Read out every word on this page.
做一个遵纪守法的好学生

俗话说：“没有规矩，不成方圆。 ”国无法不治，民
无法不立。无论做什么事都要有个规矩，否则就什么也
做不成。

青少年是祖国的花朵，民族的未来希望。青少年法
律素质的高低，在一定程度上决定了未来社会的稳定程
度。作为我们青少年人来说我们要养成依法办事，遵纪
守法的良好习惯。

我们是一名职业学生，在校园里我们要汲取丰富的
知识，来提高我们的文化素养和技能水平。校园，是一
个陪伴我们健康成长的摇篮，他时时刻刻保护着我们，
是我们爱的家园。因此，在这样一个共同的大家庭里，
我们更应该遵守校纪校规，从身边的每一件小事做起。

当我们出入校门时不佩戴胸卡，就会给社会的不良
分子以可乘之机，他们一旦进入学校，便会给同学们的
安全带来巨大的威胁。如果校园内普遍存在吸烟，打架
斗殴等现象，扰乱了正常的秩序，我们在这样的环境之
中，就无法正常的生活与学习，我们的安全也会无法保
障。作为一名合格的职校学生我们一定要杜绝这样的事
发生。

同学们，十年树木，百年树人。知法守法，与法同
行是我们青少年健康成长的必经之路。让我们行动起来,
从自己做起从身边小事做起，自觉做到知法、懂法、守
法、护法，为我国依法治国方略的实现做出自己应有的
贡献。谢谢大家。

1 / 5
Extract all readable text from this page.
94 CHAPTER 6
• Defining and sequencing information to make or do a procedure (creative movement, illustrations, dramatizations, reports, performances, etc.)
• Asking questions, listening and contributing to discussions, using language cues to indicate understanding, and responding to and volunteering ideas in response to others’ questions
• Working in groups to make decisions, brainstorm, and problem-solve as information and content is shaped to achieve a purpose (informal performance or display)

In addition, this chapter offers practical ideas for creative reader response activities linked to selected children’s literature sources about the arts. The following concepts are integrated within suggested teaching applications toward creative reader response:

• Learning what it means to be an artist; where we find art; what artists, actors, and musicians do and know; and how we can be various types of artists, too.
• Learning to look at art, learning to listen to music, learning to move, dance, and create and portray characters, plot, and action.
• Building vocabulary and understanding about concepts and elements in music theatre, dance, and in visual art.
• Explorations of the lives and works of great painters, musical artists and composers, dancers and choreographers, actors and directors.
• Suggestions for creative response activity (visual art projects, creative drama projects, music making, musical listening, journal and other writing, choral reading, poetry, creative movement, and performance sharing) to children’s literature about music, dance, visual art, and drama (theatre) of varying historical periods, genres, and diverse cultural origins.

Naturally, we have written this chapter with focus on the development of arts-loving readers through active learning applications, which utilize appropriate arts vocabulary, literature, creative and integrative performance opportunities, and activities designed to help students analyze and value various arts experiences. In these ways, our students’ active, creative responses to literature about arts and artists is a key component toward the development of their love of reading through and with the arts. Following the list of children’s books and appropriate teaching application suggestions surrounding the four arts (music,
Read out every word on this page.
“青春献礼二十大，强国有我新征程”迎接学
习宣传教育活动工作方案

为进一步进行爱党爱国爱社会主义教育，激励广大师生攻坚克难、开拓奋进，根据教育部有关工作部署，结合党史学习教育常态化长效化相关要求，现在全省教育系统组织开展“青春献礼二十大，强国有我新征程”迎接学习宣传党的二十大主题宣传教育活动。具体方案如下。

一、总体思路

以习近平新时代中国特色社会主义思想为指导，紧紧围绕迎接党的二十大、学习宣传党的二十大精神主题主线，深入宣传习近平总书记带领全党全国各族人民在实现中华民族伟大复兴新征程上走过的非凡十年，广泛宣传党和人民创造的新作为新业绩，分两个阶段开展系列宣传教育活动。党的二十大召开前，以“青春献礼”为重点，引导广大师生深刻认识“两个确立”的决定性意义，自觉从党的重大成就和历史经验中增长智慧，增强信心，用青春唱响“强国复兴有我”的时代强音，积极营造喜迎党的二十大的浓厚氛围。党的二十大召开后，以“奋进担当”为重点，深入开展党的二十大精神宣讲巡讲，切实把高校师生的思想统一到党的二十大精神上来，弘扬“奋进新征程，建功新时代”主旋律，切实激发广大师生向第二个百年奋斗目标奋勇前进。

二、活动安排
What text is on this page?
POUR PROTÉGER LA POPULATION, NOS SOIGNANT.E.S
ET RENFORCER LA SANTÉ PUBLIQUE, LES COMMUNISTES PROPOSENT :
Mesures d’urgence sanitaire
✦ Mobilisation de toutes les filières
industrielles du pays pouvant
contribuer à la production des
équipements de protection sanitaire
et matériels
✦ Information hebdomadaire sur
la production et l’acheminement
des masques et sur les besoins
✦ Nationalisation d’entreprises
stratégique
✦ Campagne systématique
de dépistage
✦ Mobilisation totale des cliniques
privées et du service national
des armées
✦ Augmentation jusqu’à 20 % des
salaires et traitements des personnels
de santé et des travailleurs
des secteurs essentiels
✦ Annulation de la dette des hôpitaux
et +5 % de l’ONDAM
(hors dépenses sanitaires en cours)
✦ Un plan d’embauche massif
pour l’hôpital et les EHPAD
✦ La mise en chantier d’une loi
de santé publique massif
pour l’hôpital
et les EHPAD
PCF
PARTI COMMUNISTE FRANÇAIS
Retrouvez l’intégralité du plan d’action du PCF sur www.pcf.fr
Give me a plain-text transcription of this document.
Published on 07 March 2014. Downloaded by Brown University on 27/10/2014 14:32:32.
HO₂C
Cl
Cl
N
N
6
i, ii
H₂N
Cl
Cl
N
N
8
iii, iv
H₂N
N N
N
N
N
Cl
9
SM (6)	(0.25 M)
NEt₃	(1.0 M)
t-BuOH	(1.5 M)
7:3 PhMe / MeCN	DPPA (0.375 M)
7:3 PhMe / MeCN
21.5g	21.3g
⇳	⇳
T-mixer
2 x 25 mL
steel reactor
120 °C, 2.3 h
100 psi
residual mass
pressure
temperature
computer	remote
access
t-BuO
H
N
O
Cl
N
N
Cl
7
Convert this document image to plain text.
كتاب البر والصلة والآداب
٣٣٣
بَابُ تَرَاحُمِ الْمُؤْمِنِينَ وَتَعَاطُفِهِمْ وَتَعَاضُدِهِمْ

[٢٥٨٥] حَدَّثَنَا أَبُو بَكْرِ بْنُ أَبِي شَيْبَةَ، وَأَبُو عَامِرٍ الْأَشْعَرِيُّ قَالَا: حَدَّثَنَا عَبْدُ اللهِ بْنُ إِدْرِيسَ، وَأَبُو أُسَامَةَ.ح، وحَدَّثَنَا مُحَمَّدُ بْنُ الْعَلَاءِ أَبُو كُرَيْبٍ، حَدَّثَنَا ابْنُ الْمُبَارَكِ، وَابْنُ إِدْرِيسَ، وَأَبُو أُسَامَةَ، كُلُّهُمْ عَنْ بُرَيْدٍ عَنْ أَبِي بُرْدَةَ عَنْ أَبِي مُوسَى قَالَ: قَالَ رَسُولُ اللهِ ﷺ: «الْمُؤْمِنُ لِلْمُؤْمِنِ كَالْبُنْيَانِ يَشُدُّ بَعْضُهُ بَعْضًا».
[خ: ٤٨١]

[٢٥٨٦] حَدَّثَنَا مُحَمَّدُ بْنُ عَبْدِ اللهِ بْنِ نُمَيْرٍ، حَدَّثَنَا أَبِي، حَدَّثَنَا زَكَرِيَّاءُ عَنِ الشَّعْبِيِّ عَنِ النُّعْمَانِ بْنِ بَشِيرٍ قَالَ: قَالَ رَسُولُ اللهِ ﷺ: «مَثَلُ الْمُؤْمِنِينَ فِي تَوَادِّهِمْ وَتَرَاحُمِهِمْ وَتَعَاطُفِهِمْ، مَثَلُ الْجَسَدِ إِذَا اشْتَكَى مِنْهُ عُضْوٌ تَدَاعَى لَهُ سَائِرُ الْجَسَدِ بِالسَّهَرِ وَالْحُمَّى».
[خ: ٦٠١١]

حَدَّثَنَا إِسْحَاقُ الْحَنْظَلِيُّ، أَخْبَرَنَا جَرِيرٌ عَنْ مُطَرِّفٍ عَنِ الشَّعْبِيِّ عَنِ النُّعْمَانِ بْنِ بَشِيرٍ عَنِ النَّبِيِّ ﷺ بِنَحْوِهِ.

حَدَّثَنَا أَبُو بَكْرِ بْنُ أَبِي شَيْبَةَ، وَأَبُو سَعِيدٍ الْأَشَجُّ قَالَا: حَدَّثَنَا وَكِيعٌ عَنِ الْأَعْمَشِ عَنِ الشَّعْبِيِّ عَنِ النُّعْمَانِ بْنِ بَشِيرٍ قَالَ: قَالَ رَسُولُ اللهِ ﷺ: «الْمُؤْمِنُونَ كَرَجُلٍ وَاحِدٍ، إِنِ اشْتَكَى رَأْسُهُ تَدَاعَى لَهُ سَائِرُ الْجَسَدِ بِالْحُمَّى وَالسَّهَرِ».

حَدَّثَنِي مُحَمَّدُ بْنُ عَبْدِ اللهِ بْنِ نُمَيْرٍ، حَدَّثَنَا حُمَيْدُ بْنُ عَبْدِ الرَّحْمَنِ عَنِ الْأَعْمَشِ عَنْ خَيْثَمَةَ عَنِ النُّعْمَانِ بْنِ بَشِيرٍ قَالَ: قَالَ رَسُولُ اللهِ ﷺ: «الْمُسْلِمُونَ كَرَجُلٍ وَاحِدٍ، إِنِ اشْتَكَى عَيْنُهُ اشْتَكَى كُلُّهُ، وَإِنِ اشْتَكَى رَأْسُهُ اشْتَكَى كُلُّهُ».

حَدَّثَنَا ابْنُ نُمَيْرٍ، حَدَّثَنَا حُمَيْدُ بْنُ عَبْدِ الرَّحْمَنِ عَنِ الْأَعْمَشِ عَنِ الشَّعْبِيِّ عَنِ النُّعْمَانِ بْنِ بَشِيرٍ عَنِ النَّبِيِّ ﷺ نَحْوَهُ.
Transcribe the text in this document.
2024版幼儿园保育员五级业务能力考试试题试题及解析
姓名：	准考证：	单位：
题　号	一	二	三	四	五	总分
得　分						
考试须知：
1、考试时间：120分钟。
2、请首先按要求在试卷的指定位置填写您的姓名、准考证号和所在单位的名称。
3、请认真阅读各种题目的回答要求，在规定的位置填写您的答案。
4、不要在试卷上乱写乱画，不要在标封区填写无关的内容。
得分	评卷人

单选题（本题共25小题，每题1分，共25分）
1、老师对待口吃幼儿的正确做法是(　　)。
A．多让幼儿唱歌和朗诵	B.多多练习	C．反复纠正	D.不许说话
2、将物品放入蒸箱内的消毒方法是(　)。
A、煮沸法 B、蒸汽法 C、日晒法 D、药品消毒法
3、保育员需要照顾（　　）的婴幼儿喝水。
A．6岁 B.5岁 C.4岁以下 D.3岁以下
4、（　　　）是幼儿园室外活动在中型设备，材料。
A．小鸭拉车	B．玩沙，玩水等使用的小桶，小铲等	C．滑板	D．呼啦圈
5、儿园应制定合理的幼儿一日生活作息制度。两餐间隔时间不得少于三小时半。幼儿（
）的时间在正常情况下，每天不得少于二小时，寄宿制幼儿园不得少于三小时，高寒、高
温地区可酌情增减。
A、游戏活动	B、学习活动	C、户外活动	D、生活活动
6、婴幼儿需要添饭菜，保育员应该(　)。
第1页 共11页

» **WRITTEN INSTRUCTION**: Find and copy each line above that includes the string "visual".

» **ANSWER TO THE EXERCISE**:
• Building vocabulary and understanding about concepts and elements in music theatre, dance, and in visual art.
• Suggestions for creative response activity (visual art projects, creative drama projects, music making, musical listening, journal and other writing, choral reading, poetry, creative movement, and performance sharing) to children’s literature about music, dance, visual art, and drama (theatre) of varying historical periods, genres, and diverse cultural origins.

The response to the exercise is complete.